WHAT YOU HAVE TO DO – Every line of the data that contains the string "name" must be copied.

[Dataset items]
┏━━

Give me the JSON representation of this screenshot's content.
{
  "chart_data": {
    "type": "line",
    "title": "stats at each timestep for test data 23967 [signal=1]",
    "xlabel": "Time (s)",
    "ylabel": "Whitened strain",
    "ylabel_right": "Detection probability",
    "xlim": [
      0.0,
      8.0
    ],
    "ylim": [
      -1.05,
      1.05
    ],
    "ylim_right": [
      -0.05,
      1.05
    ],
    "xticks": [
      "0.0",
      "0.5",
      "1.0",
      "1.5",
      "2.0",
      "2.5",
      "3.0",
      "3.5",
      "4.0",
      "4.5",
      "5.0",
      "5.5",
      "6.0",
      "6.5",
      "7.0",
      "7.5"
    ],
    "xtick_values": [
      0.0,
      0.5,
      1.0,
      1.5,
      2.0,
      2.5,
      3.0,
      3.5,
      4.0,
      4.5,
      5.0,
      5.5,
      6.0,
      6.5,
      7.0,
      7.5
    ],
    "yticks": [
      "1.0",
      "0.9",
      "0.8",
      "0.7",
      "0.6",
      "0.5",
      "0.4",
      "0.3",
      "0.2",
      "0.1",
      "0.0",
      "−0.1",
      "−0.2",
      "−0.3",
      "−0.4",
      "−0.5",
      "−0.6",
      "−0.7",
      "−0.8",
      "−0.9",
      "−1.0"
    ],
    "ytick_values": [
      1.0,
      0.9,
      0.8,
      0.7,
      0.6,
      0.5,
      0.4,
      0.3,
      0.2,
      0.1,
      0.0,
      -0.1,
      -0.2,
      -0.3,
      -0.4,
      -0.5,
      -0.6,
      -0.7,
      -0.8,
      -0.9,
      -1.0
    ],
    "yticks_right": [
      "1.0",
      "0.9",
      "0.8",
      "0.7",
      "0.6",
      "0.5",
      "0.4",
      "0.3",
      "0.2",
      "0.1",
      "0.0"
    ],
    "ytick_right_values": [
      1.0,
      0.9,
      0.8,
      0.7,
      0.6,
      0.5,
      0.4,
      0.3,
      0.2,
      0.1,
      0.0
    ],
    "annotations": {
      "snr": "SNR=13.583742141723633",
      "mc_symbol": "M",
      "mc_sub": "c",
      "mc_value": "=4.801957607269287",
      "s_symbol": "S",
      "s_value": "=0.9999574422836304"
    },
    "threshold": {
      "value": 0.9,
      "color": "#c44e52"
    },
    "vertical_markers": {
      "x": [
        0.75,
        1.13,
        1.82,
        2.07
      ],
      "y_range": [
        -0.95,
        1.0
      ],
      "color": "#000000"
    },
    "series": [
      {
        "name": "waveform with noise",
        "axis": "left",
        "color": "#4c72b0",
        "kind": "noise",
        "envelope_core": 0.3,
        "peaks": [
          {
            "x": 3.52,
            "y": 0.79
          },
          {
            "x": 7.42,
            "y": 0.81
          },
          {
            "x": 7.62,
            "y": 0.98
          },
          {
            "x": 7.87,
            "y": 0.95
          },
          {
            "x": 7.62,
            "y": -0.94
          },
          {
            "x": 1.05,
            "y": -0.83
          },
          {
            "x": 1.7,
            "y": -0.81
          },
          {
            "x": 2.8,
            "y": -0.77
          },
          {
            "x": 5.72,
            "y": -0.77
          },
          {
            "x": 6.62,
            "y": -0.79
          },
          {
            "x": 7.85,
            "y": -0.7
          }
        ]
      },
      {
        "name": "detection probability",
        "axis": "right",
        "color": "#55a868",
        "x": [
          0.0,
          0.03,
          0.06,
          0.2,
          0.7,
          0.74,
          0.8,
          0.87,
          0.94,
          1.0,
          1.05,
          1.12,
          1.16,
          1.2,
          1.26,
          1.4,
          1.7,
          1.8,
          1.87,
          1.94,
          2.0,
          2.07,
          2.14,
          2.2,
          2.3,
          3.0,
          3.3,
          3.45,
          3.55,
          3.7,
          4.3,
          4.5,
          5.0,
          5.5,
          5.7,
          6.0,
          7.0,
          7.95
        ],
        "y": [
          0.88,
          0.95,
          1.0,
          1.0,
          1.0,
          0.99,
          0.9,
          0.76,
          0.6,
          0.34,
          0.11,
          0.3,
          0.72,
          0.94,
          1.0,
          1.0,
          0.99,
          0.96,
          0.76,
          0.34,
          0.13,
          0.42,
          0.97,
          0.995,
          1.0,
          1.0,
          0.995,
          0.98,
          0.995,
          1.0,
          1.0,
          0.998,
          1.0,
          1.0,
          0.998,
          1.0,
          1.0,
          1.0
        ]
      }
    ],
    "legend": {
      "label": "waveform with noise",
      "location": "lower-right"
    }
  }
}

┗━━
┏━━

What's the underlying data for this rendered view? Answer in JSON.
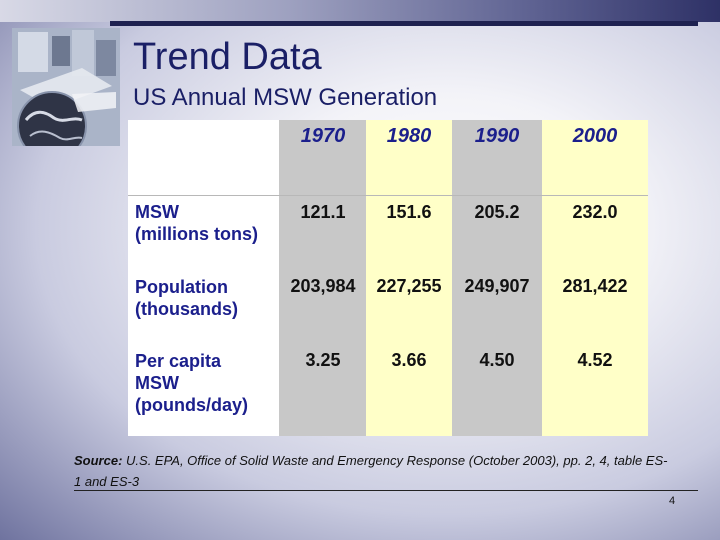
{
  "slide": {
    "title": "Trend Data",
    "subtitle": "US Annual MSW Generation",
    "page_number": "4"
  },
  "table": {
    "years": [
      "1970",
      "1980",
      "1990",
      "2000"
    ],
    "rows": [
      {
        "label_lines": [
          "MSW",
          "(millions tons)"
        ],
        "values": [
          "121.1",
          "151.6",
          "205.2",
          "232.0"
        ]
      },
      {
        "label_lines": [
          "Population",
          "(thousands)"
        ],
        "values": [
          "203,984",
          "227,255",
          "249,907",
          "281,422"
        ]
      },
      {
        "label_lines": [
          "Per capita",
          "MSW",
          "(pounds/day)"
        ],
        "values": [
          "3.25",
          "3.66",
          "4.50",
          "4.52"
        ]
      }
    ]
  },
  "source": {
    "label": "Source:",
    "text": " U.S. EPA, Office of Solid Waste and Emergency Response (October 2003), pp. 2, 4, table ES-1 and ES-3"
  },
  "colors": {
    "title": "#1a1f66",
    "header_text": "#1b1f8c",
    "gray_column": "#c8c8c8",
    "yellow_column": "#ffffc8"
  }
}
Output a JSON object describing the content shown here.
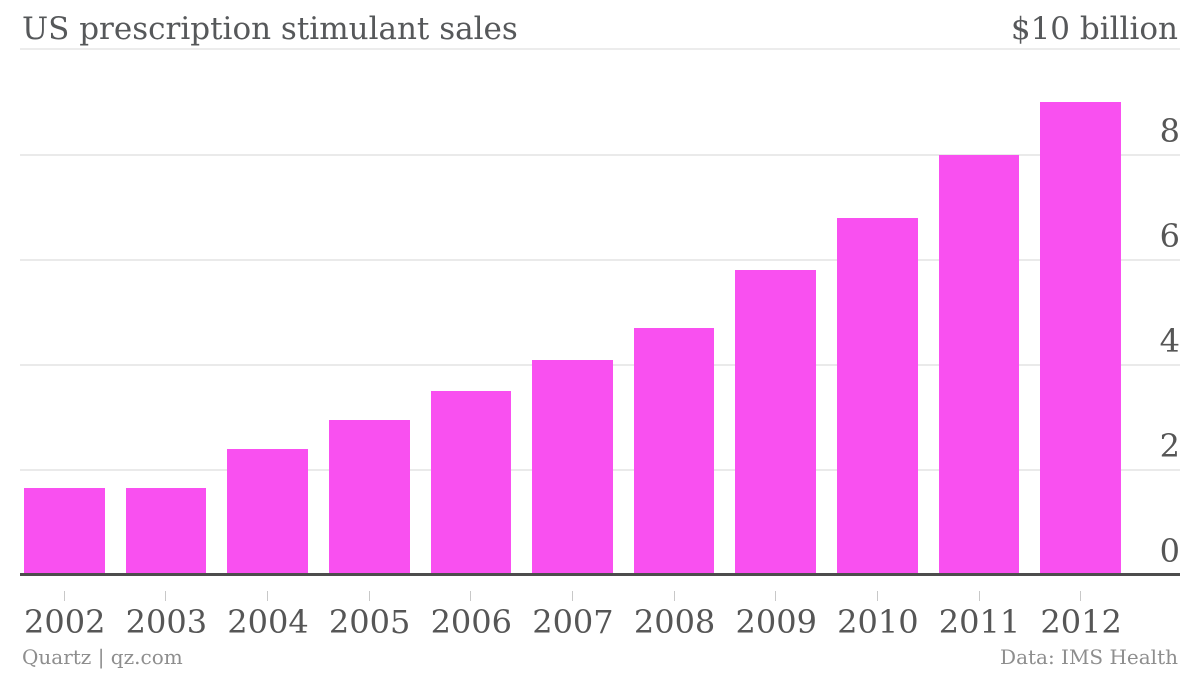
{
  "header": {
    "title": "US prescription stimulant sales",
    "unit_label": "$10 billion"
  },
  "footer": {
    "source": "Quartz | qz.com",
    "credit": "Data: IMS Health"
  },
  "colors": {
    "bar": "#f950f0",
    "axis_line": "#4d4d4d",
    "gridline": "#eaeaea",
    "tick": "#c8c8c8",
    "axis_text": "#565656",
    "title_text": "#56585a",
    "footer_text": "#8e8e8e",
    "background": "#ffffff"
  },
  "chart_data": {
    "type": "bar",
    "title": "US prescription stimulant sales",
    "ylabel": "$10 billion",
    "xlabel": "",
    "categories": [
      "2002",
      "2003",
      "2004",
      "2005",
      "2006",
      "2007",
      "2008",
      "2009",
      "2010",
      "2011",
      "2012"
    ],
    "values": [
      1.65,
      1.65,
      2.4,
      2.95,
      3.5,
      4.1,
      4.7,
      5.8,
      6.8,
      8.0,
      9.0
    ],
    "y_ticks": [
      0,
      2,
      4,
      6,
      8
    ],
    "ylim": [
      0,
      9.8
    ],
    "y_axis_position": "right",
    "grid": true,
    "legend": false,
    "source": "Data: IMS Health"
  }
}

┗━━

SOLUTION BELOW –
        "name": "waveform with noise",
        "name": "detection probability",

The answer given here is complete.